----- Dataset records -----

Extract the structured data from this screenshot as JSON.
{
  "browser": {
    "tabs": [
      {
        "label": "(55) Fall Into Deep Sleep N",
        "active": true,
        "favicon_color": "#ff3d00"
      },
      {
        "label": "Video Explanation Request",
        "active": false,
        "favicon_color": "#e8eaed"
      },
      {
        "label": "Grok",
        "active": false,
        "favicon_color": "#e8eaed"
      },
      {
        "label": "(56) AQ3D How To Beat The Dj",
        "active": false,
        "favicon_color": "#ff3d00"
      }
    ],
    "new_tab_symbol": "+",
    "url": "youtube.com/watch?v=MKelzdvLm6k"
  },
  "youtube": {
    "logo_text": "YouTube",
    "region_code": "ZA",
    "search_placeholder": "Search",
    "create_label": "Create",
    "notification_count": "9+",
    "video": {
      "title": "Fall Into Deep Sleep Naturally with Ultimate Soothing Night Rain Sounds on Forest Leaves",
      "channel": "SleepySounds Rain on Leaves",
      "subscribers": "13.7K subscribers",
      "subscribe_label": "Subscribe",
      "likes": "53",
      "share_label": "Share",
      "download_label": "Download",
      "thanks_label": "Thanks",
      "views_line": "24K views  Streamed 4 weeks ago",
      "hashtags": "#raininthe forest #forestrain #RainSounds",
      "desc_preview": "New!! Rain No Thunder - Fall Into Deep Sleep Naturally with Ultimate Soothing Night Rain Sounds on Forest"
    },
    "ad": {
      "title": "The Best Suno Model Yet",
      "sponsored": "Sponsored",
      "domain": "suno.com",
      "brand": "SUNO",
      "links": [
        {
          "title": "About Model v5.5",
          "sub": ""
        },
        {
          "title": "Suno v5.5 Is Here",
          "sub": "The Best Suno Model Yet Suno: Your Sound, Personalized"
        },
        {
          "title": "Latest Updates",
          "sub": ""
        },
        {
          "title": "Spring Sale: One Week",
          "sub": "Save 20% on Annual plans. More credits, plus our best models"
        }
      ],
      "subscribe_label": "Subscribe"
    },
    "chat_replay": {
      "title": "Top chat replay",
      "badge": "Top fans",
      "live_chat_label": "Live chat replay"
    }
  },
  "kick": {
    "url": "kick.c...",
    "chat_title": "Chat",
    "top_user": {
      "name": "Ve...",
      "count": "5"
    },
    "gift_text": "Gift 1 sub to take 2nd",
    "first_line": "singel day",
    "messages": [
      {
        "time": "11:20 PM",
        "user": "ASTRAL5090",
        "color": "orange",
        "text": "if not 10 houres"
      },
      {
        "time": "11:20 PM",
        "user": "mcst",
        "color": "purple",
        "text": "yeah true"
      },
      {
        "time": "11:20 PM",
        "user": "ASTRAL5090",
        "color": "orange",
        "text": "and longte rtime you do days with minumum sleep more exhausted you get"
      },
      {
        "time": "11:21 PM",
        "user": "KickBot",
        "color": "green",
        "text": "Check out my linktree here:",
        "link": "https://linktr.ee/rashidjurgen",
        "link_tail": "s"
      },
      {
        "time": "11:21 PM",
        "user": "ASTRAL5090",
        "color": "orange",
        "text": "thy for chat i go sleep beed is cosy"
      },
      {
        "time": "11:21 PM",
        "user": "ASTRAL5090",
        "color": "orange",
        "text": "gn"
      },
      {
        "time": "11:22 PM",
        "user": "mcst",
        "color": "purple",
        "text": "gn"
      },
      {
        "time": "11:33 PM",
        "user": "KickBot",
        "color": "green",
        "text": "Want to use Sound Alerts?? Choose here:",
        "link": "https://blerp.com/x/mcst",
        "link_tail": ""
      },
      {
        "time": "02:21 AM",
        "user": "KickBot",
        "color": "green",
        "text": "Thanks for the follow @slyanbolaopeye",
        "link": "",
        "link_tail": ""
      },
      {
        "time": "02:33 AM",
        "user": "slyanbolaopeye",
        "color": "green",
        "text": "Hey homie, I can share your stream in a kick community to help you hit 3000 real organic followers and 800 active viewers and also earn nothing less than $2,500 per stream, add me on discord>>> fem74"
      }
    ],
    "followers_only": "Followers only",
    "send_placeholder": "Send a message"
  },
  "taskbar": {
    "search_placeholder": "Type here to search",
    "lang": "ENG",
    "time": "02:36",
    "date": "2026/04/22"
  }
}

-----

What you need to do
Extract all of the data above without altering anything.

Response below
Extract the structured data from this screenshot as JSON.
{
  "browser": {
    "tabs": [
      {
        "label": "(55) Fall Into Deep Sleep N",
        "active": true,
        "favicon_color": "#ff3d00"
      },
      {
        "label": "Video Explanation Request",
        "active": false,
        "favicon_color": "#e8eaed"
      },
      {
        "label": "Grok",
        "active": false,
        "favicon_color": "#e8eaed"
      },
      {
        "label": "(56) AQ3D How To Beat The Dj",
        "active": false,
        "favicon_color": "#ff3d00"
      }
    ],
    "new_tab_symbol": "+",
    "url": "youtube.com/watch?v=MKelzdvLm6k"
  },
  "youtube": {
    "logo_text": "YouTube",
    "region_code": "ZA",
    "search_placeholder": "Search",
    "create_label": "Create",
    "notification_count": "9+",
    "video": {
      "title": "Fall Into Deep Sleep Naturally with Ultimate Soothing Night Rain Sounds on Forest Leaves",
      "channel": "SleepySounds Rain on Leaves",
      "subscribers": "13.7K subscribers",
      "subscribe_label": "Subscribe",
      "likes": "53",
      "share_label": "Share",
      "download_label": "Download",
      "thanks_label": "Thanks",
      "views_line": "24K views  Streamed 4 weeks ago",
      "hashtags": "#raininthe forest #forestrain #RainSounds",
      "desc_preview": "New!! Rain No Thunder - Fall Into Deep Sleep Naturally with Ultimate Soothing Night Rain Sounds on Forest"
    },
    "ad": {
      "title": "The Best Suno Model Yet",
      "sponsored": "Sponsored",
      "domain": "suno.com",
      "brand": "SUNO",
      "links": [
        {
          "title": "About Model v5.5",
          "sub": ""
        },
        {
          "title": "Suno v5.5 Is Here",
          "sub": "The Best Suno Model Yet Suno: Your Sound, Personalized"
        },
        {
          "title": "Latest Updates",
          "sub": ""
        },
        {
          "title": "Spring Sale: One Week",
          "sub": "Save 20% on Annual plans. More credits, plus our best models"
        }
      ],
      "subscribe_label": "Subscribe"
    },
    "chat_replay": {
      "title": "Top chat replay",
      "badge": "Top fans",
      "live_chat_label": "Live chat replay"
    }
  },
  "kick": {
    "url": "kick.c...",
    "chat_title": "Chat",
    "top_user": {
      "name": "Ve...",
      "count": "5"
    },
    "gift_text": "Gift 1 sub to take 2nd",
    "first_line": "singel day",
    "messages": [
      {
        "time": "11:20 PM",
        "user": "ASTRAL5090",
        "color": "orange",
        "text": "if not 10 houres"
      },
      {
        "time": "11:20 PM",
        "user": "mcst",
        "color": "purple",
        "text": "yeah true"
      },
      {
        "time": "11:20 PM",
        "user": "ASTRAL5090",
        "color": "orange",
        "text": "and longte rtime you do days with minumum sleep more exhausted you get"
      },
      {
        "time": "11:21 PM",
        "user": "KickBot",
        "color": "green",
        "text": "Check out my linktree here:",
        "link": "https://linktr.ee/rashidjurgen",
        "link_tail": "s"
      },
      {
        "time": "11:21 PM",
        "user": "ASTRAL5090",
        "color": "orange",
        "text": "thy for chat i go sleep beed is cosy"
      },
      {
        "time": "11:21 PM",
        "user": "ASTRAL5090",
        "color": "orange",
        "text": "gn"
      },
      {
        "time": "11:22 PM",
        "user": "mcst",
        "color": "purple",
        "text": "gn"
      },
      {
        "time": "11:33 PM",
        "user": "KickBot",
        "color": "green",
        "text": "Want to use Sound Alerts?? Choose here:",
        "link": "https://blerp.com/x/mcst",
        "link_tail": ""
      },
      {
        "time": "02:21 AM",
        "user": "KickBot",
        "color": "green",
        "text": "Thanks for the follow @slyanbolaopeye",
        "link": "",
        "link_tail": ""
      },
      {
        "time": "02:33 AM",
        "user": "slyanbolaopeye",
        "color": "green",
        "text": "Hey homie, I can share your stream in a kick community to help you hit 3000 real organic followers and 800 active viewers and also earn nothing less than $2,500 per stream, add me on discord>>> fem74"
      }
    ],
    "followers_only": "Followers only",
    "send_placeholder": "Send a message"
  },
  "taskbar": {
    "search_placeholder": "Type here to search",
    "lang": "ENG",
    "time": "02:36",
    "date": "2026/04/22"
  }
}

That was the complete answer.